Extract from the listing each line in which the word "felújítása" appears.

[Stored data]
====

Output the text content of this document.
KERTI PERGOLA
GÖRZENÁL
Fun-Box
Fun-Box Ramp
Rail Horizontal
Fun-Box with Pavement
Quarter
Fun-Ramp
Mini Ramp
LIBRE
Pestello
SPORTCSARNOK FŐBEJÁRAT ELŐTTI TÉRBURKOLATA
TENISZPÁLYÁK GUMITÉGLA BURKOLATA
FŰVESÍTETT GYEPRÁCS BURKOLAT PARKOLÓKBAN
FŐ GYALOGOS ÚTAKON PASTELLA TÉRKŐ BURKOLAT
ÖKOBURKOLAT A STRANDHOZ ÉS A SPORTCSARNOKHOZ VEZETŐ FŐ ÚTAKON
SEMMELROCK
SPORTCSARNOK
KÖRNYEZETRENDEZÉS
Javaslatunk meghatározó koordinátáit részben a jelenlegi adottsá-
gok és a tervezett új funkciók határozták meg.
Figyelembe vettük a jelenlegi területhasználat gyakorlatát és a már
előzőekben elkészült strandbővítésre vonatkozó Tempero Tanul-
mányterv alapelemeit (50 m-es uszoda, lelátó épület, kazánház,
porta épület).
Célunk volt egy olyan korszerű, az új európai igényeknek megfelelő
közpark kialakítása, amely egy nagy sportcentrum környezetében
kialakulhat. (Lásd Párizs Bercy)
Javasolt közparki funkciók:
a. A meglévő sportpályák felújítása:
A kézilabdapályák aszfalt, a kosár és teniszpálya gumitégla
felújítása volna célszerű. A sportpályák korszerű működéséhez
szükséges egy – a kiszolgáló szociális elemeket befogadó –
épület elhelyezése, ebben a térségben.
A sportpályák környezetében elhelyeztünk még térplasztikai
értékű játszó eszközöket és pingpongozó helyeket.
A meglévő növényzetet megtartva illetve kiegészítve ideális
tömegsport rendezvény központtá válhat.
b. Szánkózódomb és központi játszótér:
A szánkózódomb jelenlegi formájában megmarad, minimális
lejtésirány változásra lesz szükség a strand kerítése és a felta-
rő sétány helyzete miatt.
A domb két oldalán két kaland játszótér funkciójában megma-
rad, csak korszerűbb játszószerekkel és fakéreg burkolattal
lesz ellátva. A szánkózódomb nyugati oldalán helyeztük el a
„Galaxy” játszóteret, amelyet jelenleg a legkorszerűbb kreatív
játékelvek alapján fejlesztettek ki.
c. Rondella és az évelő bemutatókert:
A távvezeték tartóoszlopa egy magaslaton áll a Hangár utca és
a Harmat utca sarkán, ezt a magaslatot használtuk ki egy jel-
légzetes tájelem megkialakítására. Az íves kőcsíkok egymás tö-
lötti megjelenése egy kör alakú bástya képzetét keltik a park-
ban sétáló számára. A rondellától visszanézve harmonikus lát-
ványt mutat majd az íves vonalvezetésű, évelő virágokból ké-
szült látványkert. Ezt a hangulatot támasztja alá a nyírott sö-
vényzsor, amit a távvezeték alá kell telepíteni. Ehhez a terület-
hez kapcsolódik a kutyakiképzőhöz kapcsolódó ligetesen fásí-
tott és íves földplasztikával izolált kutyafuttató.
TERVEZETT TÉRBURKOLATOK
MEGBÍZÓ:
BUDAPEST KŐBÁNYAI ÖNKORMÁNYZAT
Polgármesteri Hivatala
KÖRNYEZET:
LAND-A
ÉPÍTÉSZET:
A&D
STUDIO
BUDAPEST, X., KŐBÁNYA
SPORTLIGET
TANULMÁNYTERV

====

• [Reply]
a. A meglévő sportpályák felújítása:
felújítása volna célszerű. A sportpályák korszerű működéséhez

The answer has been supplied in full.